Written task » Look through the listing and locate every line containing the word "前三季度GDP增速"; copy those lines.

Material »
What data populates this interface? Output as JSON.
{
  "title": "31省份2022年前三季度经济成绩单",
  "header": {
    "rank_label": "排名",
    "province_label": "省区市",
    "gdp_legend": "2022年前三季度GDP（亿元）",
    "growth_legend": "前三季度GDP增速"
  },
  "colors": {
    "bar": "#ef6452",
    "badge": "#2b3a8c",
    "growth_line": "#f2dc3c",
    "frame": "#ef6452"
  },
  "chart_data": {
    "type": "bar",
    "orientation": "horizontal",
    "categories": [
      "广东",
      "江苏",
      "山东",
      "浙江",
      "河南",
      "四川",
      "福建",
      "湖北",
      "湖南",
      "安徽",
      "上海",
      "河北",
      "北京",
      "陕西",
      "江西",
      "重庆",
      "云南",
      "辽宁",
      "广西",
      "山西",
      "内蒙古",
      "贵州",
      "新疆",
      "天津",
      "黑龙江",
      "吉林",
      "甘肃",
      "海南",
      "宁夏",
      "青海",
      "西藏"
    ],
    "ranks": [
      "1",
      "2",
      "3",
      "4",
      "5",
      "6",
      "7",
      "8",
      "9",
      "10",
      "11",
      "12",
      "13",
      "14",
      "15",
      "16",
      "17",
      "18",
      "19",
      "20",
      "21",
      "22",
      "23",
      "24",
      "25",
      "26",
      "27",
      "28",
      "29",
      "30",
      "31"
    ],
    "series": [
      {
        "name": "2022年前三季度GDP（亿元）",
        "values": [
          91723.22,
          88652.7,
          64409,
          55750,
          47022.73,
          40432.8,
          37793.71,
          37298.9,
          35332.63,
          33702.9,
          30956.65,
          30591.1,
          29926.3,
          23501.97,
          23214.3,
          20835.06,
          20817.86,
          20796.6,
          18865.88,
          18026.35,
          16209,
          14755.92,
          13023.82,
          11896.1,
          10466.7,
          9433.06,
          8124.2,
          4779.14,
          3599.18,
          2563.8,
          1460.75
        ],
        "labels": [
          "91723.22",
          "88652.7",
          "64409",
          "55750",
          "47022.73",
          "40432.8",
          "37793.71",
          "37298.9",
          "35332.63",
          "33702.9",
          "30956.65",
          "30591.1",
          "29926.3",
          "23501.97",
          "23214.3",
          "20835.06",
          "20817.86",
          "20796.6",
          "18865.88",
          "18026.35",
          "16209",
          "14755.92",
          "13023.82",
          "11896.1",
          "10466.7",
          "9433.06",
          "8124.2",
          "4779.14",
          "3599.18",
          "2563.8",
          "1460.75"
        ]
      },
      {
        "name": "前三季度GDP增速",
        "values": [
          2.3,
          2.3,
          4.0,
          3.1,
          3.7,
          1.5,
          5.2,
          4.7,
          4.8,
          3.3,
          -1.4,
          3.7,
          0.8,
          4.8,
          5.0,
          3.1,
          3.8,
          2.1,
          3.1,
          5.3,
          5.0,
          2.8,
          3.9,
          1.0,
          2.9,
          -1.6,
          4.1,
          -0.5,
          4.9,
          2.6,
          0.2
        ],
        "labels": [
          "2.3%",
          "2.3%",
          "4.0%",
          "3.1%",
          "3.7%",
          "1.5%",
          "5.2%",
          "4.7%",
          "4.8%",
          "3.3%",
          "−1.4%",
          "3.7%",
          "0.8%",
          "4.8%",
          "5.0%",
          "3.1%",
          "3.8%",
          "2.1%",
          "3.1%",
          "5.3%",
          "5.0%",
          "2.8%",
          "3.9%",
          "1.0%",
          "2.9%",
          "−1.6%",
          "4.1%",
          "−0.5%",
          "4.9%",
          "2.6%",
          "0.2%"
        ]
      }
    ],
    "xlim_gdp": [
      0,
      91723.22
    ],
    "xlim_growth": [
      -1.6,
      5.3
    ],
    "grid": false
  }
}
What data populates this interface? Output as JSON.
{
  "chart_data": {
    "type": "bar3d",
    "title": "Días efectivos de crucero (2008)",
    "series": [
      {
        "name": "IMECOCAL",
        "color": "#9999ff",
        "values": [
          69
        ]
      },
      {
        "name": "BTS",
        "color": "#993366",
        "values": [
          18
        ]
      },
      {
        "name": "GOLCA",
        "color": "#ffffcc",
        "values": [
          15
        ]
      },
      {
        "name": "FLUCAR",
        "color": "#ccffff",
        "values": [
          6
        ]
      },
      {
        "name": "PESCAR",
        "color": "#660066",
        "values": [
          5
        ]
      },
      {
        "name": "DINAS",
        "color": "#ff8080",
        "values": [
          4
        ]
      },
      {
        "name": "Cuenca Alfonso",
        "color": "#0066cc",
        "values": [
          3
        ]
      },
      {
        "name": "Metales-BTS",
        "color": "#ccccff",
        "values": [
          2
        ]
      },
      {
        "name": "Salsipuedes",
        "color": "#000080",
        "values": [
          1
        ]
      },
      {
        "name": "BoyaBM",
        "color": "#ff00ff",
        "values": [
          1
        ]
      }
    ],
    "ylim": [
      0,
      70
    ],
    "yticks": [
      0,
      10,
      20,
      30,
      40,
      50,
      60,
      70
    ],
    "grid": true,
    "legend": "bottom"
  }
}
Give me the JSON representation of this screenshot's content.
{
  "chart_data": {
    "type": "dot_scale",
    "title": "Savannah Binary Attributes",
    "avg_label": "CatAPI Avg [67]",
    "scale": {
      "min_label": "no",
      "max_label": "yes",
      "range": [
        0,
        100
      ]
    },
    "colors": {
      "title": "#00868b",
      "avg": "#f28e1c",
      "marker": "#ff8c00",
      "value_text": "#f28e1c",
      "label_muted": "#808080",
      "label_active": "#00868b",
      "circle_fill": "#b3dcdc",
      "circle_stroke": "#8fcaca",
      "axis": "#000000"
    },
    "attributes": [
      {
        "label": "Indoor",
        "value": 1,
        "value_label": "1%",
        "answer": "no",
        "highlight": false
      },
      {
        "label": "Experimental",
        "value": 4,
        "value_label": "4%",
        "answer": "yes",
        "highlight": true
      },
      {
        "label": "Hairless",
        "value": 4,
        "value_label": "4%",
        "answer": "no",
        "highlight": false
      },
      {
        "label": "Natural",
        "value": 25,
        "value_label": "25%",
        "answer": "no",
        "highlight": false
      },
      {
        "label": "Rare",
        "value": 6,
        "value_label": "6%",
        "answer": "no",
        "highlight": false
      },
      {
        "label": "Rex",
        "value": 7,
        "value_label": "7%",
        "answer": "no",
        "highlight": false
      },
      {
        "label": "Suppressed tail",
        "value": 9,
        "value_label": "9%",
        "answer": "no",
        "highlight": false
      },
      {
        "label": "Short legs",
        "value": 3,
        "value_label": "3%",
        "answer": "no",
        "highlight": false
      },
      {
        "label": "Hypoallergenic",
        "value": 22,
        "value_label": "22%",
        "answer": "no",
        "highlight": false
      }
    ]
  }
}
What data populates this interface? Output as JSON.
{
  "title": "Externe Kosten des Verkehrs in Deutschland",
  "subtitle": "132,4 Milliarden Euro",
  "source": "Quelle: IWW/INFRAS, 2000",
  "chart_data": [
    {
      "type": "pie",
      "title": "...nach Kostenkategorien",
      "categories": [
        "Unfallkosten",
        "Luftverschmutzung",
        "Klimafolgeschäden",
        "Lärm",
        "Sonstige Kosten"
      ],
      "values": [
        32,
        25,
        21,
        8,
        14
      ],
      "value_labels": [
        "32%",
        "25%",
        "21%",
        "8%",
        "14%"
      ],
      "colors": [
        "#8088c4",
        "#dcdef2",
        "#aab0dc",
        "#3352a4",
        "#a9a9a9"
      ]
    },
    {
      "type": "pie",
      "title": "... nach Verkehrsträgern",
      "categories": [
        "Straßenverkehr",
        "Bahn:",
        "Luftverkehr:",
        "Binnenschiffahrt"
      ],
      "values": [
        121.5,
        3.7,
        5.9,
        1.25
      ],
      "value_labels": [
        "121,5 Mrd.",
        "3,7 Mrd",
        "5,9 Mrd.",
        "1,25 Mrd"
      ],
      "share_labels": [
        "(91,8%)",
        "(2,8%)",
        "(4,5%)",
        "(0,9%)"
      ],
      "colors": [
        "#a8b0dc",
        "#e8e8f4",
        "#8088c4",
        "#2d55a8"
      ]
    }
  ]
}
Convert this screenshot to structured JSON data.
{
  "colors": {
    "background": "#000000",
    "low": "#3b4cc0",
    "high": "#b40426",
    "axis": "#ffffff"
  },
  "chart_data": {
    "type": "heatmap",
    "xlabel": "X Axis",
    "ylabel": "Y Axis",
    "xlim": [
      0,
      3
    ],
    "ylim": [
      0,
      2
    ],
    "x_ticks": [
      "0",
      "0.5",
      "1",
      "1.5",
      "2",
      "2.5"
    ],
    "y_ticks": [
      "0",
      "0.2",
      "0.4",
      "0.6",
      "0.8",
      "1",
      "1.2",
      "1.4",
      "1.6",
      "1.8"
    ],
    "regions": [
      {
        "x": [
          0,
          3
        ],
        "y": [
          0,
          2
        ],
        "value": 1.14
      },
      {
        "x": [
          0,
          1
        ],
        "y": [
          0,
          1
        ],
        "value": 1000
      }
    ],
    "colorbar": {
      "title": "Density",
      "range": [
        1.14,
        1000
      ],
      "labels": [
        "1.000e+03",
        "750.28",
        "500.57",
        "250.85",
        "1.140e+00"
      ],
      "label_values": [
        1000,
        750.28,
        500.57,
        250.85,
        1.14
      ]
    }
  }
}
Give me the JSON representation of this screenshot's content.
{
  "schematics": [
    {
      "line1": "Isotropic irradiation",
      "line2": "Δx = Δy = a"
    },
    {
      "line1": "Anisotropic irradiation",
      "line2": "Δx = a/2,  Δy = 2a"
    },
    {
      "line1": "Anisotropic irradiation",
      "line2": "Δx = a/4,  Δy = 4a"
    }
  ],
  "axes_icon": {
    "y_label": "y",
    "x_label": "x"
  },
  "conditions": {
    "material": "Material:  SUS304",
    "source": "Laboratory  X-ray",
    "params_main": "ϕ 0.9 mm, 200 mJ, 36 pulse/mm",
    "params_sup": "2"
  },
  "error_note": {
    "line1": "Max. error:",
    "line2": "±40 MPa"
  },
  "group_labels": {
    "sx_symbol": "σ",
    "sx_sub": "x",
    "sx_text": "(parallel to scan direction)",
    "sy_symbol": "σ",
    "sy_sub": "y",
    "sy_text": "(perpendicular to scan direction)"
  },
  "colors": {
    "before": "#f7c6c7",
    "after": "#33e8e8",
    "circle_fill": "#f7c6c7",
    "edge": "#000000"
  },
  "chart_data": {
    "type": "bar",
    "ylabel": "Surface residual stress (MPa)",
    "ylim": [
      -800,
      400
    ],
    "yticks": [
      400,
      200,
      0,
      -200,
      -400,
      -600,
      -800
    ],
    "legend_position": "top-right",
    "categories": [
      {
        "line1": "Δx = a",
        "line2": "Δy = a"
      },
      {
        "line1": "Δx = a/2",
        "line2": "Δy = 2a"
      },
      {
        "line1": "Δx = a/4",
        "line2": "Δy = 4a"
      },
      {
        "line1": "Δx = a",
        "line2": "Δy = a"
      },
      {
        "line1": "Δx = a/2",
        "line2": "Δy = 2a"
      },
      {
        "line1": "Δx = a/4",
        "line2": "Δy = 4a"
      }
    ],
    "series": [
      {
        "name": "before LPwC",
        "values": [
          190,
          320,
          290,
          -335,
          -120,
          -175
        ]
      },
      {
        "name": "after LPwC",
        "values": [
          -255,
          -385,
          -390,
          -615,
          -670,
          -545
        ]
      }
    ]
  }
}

Answer to this exercise »
    "growth_legend": "前三季度GDP增速"
        "name": "前三季度GDP增速",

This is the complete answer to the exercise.